PROBLEM STATEMENT: Reproduce without alteration the lines from the start of the listing through the line containing "y-tick-label: 0 [35,240,44,256]", inclusive.

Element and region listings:
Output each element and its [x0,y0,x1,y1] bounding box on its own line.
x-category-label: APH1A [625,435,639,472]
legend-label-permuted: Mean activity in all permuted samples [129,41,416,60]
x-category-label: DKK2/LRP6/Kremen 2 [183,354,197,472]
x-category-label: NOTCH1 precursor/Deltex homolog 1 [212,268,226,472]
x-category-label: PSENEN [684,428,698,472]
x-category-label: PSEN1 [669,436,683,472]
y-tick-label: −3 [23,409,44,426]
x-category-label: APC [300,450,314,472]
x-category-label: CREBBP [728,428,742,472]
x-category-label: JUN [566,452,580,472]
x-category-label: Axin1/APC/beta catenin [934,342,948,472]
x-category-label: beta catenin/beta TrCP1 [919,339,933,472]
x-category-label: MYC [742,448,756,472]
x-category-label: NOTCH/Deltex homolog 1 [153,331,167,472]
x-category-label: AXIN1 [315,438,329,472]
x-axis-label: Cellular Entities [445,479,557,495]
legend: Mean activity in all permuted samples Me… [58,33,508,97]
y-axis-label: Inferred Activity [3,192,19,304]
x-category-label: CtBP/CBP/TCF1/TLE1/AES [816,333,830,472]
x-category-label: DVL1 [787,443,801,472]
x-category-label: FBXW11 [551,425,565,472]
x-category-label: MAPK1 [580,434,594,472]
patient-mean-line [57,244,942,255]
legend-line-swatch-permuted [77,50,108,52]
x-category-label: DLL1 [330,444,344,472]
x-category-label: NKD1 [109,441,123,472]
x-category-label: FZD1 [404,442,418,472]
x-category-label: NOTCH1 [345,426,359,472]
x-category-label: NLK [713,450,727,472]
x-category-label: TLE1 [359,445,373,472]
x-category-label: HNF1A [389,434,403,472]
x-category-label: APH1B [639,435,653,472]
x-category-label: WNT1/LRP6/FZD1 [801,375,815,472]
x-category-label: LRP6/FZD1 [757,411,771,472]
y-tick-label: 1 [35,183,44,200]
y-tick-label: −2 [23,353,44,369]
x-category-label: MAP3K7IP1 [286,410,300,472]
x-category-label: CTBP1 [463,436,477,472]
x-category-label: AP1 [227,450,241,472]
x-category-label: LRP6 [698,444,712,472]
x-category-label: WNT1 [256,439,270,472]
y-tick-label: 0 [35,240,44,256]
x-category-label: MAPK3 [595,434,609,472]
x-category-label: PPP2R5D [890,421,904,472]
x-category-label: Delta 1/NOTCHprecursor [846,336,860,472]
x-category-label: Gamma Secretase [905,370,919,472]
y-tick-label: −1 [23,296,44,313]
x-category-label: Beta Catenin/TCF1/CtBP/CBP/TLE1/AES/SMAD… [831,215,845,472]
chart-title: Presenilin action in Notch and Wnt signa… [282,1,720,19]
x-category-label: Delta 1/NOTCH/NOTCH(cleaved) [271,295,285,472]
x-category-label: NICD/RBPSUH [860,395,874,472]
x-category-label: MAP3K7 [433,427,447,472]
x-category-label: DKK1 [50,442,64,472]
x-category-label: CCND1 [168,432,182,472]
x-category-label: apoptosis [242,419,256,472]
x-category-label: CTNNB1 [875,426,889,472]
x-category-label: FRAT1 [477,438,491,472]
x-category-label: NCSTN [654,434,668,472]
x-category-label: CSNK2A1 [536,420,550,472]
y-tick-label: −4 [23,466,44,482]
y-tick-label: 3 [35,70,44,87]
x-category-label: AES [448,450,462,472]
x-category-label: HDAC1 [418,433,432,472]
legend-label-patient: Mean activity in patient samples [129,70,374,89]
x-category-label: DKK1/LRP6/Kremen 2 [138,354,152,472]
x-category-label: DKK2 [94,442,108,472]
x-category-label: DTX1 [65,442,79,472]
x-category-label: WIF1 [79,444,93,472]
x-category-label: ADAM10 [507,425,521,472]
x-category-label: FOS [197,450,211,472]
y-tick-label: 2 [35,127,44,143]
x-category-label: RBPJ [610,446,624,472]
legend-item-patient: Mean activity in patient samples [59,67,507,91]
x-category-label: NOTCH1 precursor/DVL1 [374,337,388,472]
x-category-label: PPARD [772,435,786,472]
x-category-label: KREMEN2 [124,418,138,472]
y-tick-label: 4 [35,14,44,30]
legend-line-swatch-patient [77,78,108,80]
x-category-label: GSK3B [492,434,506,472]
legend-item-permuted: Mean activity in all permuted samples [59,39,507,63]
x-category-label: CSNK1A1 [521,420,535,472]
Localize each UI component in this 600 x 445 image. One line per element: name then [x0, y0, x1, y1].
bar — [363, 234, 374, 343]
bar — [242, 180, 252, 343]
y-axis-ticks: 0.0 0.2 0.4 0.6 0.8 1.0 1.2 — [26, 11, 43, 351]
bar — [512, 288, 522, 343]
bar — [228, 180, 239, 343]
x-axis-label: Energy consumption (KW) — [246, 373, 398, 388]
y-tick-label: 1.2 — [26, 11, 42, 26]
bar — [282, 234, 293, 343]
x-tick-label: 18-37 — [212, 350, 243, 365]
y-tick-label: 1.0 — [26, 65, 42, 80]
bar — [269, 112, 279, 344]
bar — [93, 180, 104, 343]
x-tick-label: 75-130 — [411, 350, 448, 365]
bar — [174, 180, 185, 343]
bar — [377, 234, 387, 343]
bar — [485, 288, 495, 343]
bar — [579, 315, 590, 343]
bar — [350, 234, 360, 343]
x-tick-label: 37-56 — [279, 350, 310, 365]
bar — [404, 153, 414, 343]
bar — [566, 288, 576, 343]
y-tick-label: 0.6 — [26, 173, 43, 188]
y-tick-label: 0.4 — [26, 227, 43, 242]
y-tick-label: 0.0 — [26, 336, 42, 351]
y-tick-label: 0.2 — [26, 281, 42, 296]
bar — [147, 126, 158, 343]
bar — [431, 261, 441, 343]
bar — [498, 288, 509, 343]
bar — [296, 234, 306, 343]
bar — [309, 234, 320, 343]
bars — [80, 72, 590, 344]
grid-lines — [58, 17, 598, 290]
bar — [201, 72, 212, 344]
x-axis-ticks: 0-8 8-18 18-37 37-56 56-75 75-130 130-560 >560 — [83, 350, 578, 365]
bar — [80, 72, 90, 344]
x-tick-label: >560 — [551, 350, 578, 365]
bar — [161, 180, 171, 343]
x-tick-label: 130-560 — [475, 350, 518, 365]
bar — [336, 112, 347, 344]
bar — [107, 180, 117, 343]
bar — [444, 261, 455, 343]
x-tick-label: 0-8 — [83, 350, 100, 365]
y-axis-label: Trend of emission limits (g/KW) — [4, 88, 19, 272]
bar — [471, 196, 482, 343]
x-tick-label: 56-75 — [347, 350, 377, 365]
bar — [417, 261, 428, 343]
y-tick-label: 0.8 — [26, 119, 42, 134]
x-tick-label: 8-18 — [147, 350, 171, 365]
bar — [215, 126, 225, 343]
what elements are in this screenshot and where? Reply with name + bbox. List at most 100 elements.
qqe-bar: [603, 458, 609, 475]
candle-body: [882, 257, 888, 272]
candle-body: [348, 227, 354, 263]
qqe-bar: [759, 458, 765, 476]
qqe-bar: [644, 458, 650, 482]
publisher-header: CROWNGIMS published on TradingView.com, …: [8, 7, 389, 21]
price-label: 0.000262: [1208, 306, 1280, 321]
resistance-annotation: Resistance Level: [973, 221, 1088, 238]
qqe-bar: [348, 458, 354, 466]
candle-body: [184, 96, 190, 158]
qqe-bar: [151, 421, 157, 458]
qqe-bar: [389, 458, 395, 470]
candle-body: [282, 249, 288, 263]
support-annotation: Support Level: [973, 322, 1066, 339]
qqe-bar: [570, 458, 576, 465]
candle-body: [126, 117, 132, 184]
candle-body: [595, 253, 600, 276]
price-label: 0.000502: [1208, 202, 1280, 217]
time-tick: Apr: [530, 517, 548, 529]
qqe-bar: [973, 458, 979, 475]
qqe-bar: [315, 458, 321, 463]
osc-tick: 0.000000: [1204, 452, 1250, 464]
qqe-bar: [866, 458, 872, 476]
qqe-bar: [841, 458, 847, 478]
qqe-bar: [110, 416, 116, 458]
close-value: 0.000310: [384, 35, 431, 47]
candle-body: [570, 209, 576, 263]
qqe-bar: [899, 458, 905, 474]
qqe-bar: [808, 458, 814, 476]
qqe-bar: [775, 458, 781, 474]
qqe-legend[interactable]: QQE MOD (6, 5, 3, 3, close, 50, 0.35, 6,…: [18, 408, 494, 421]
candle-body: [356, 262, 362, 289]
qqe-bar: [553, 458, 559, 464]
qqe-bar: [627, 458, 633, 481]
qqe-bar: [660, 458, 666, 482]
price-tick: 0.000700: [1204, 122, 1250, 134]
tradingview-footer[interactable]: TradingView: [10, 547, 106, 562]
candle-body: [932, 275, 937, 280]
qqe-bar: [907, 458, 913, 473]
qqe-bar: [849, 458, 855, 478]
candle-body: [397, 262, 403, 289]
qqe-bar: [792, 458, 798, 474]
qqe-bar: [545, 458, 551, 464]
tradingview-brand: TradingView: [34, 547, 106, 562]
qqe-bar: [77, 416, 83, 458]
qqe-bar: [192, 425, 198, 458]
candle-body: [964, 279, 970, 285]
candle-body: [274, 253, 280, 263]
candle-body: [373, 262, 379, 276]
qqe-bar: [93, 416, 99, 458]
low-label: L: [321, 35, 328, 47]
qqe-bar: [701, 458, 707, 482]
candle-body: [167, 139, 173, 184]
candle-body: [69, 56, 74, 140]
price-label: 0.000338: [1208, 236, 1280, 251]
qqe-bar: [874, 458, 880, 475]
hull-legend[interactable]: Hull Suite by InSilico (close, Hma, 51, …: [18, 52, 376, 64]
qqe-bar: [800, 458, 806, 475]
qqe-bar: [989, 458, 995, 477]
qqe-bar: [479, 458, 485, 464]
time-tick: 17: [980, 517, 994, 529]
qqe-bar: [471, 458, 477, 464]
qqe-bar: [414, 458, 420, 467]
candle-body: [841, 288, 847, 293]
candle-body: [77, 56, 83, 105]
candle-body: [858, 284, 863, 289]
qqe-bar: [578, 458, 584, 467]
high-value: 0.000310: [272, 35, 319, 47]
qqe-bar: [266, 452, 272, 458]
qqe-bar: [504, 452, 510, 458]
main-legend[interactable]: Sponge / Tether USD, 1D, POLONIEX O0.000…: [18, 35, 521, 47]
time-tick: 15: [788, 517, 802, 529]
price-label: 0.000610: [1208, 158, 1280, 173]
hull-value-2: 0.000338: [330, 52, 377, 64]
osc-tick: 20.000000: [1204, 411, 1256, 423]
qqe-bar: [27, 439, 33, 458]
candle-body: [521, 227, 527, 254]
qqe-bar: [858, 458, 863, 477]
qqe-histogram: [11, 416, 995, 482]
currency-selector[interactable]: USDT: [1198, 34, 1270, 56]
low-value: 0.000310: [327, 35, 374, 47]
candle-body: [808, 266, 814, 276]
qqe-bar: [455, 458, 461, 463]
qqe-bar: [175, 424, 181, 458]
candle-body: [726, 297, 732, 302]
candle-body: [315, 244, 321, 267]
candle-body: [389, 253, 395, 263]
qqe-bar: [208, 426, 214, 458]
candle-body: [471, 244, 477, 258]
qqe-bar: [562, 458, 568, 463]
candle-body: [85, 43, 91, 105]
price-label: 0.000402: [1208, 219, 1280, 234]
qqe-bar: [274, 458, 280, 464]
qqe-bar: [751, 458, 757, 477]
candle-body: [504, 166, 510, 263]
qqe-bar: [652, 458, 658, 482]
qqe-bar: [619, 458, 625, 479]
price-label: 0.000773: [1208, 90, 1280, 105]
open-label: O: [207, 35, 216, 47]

THE SOLUTION:
Output each element and its [x0,y0,x1,y1] bounding box on its own line.
x-category-label: APH1A [625,435,639,472]
legend-label-permuted: Mean activity in all permuted samples [129,41,416,60]
x-category-label: DKK2/LRP6/Kremen 2 [183,354,197,472]
x-category-label: NOTCH1 precursor/Deltex homolog 1 [212,268,226,472]
x-category-label: PSENEN [684,428,698,472]
x-category-label: PSEN1 [669,436,683,472]
y-tick-label: −3 [23,409,44,426]
x-category-label: APC [300,450,314,472]
x-category-label: CREBBP [728,428,742,472]
x-category-label: JUN [566,452,580,472]
x-category-label: Axin1/APC/beta catenin [934,342,948,472]
x-category-label: beta catenin/beta TrCP1 [919,339,933,472]
x-category-label: MYC [742,448,756,472]
x-category-label: NOTCH/Deltex homolog 1 [153,331,167,472]
x-category-label: AXIN1 [315,438,329,472]
x-axis-label: Cellular Entities [445,479,557,495]
legend: Mean activity in all permuted samples Me… [58,33,508,97]
y-axis-label: Inferred Activity [3,192,19,304]
x-category-label: CtBP/CBP/TCF1/TLE1/AES [816,333,830,472]
x-category-label: DVL1 [787,443,801,472]
x-category-label: FBXW11 [551,425,565,472]
x-category-label: MAPK1 [580,434,594,472]
patient-mean-line [57,244,942,255]
legend-line-swatch-permuted [77,50,108,52]
x-category-label: DLL1 [330,444,344,472]
x-category-label: NKD1 [109,441,123,472]
x-category-label: FZD1 [404,442,418,472]
x-category-label: NOTCH1 [345,426,359,472]
x-category-label: NLK [713,450,727,472]
x-category-label: TLE1 [359,445,373,472]
x-category-label: HNF1A [389,434,403,472]
x-category-label: APH1B [639,435,653,472]
x-category-label: WNT1/LRP6/FZD1 [801,375,815,472]
x-category-label: LRP6/FZD1 [757,411,771,472]
y-tick-label: 1 [35,183,44,200]
y-tick-label: −2 [23,353,44,369]
x-category-label: MAP3K7IP1 [286,410,300,472]
x-category-label: CTBP1 [463,436,477,472]
x-category-label: AP1 [227,450,241,472]
x-category-label: LRP6 [698,444,712,472]
x-category-label: WNT1 [256,439,270,472]
y-tick-label: 0 [35,240,44,256]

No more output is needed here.